## Start
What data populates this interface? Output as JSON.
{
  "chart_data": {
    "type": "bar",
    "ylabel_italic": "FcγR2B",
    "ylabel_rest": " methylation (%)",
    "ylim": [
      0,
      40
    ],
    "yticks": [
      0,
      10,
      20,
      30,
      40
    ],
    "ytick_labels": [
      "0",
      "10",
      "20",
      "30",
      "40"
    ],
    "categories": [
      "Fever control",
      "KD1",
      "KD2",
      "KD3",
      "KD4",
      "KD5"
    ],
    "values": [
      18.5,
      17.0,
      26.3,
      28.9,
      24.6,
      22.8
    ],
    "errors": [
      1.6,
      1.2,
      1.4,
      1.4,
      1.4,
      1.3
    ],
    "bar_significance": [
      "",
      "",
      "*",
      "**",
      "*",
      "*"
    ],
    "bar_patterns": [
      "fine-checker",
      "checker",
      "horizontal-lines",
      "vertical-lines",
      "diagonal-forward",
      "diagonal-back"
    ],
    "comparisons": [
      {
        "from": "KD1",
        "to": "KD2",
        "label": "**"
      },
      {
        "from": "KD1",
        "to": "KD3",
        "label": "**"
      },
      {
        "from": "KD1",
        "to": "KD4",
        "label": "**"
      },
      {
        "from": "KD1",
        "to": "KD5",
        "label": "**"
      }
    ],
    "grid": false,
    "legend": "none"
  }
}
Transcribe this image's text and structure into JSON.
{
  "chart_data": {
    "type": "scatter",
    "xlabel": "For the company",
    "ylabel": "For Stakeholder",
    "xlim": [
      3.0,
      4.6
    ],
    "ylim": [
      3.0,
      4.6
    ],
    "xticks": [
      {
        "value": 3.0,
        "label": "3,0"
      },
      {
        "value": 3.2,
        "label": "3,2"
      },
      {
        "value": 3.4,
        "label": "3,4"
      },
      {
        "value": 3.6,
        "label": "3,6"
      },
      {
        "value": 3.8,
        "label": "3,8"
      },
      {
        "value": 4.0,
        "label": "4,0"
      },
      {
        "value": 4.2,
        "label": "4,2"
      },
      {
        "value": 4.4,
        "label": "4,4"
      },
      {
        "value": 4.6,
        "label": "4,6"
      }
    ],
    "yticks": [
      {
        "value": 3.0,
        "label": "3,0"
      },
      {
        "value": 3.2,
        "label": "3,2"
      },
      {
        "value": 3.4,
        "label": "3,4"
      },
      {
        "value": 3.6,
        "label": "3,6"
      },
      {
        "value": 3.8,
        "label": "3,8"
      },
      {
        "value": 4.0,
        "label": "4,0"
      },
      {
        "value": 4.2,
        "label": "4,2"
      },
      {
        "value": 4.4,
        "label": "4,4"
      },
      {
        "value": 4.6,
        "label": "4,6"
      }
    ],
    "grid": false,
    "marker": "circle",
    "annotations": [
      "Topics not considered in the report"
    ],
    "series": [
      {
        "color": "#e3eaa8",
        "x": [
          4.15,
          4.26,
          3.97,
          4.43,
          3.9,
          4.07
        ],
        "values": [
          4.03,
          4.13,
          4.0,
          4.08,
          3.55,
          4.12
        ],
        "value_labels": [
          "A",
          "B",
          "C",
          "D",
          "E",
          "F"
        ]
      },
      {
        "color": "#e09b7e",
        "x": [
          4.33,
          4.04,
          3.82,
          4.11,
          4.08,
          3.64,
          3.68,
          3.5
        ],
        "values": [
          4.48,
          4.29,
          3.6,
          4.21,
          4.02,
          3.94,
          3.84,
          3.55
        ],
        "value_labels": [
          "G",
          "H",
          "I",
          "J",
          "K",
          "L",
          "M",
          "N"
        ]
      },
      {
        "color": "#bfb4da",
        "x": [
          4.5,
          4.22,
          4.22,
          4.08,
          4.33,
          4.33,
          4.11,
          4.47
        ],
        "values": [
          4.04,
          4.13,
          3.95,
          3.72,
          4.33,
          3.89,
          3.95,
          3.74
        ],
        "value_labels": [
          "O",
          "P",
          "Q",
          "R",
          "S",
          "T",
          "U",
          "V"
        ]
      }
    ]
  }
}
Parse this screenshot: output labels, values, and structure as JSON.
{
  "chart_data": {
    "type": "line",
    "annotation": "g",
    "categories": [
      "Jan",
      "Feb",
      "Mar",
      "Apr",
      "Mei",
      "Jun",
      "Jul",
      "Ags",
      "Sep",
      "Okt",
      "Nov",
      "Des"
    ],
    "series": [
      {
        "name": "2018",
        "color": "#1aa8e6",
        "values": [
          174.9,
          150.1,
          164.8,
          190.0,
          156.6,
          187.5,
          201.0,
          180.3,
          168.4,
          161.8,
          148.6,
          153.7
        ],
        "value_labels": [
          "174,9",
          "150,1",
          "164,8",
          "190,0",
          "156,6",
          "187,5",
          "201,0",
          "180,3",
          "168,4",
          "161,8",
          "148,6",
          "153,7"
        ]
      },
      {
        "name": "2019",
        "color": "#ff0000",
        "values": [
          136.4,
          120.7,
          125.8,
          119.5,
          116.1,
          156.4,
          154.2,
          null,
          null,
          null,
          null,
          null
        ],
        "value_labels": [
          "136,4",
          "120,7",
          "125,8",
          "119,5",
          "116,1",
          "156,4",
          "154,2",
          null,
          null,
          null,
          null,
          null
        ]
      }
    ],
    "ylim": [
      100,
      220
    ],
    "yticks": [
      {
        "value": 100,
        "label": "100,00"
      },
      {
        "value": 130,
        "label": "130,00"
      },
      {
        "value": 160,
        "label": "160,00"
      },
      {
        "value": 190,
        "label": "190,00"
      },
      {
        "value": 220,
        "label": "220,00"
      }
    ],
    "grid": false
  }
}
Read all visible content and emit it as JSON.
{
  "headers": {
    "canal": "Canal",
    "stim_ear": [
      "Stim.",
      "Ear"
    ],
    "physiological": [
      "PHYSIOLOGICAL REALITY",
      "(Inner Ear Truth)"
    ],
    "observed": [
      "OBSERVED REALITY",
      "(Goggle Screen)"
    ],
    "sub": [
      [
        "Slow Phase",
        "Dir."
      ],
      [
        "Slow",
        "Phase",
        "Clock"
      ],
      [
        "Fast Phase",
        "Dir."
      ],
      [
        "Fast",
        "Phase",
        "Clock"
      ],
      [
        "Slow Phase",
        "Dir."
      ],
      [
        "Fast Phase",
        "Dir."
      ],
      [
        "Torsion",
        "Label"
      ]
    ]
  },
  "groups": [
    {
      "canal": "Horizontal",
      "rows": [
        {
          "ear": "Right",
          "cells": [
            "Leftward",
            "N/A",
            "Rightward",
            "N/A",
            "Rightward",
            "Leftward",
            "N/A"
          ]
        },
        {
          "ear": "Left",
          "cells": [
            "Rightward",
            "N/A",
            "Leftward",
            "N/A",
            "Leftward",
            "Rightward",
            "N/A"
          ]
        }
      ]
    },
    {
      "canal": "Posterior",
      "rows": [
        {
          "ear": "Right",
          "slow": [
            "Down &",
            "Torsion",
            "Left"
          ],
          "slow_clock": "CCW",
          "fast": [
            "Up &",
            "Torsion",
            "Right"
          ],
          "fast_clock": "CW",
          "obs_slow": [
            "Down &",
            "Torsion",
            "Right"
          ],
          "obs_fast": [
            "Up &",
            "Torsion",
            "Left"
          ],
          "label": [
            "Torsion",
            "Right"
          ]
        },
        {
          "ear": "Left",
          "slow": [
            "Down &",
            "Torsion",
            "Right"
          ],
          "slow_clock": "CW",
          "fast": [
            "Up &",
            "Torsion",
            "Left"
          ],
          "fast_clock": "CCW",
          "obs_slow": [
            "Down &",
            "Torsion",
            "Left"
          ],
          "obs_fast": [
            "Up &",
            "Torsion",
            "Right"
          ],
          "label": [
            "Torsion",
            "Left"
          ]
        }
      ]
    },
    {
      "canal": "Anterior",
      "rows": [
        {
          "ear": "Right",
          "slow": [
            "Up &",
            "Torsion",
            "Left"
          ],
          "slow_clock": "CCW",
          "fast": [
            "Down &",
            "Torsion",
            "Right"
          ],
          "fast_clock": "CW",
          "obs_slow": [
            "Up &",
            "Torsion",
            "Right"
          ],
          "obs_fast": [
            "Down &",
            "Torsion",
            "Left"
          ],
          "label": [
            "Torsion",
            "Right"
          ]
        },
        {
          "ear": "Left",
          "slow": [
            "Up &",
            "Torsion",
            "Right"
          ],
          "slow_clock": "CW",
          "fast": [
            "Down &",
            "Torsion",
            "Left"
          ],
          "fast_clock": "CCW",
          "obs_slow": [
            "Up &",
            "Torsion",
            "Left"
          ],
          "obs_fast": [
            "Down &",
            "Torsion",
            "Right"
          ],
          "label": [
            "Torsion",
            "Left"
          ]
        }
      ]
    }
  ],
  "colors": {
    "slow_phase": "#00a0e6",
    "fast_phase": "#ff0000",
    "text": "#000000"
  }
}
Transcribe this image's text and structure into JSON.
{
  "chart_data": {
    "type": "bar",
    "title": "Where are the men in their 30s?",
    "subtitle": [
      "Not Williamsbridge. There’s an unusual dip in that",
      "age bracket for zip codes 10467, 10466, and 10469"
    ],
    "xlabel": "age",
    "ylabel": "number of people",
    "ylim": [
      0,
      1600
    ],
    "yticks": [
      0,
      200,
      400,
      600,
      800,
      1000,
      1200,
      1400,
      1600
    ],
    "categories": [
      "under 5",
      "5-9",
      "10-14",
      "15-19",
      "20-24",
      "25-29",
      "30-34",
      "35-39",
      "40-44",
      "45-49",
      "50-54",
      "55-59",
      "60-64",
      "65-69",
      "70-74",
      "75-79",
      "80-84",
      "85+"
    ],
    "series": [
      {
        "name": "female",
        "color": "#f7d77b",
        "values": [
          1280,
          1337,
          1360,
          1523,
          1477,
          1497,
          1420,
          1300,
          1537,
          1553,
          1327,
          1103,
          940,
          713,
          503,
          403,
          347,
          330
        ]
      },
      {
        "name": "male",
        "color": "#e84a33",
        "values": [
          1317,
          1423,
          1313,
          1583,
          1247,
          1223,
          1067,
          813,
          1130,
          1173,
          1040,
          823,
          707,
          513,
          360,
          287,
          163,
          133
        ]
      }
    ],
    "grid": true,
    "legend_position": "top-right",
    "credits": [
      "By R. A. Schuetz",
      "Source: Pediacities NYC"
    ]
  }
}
## End
* Task goal *
Go through the entries above and pull out each line with "name" in it.

* Result below *
        "name": "2018",
        "name": "2019",
        "name": "female",
        "name": "male",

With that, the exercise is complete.